TASK INSTRUCTIONS: Provide nothing but the number of lines containing the string "addition".

Excerpt from a dataset:

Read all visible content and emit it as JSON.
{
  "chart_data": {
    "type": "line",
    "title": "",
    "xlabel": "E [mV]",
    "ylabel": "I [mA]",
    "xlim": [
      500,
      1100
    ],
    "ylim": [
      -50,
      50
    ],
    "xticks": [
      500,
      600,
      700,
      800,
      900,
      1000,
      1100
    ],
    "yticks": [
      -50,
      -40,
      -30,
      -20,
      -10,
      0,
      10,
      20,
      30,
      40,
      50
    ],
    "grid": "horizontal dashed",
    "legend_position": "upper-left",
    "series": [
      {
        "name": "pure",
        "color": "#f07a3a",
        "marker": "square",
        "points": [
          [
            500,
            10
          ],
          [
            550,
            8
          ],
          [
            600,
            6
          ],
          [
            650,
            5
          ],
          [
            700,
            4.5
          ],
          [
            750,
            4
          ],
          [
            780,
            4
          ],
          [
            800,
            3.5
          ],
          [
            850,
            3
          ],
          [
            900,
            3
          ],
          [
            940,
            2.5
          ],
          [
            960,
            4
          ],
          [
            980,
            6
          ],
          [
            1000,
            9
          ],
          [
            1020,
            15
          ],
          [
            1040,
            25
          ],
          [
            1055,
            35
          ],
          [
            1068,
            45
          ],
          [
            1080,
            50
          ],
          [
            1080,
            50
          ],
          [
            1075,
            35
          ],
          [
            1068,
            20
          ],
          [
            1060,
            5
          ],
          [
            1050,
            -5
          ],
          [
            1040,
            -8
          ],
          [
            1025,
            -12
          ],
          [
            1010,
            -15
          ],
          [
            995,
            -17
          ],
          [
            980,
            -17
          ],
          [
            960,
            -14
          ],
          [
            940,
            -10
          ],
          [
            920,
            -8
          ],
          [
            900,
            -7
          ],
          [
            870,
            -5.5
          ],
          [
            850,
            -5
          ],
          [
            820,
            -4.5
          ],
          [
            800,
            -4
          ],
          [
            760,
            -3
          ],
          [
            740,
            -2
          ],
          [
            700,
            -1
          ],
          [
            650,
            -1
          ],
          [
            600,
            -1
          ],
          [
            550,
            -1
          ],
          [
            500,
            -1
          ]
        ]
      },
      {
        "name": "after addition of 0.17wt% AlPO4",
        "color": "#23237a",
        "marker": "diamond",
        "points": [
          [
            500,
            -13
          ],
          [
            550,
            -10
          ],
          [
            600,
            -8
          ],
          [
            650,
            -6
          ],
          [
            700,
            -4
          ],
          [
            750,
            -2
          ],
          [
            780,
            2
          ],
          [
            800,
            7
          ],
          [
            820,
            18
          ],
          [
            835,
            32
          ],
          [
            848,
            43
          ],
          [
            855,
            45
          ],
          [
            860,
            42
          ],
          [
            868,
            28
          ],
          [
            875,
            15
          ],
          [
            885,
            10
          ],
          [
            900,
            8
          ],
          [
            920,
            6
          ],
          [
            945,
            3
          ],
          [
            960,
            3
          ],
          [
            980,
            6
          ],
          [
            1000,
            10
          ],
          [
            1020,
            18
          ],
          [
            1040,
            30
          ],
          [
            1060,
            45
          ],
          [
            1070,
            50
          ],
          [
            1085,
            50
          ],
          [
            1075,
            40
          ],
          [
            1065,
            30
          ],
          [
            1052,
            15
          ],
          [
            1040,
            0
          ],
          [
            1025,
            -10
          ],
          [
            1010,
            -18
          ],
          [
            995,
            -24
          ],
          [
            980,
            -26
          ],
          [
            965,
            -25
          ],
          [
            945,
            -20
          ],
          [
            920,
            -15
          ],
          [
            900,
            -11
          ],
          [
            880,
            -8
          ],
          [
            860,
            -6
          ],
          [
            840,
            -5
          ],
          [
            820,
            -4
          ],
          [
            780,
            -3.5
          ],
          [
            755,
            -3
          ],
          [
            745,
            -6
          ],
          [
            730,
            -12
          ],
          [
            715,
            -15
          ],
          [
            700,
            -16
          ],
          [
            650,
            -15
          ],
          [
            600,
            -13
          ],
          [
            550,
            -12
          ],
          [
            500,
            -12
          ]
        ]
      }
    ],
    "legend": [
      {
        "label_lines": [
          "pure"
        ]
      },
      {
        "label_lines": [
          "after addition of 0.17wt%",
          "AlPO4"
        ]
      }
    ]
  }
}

FINAL ANSWER: 2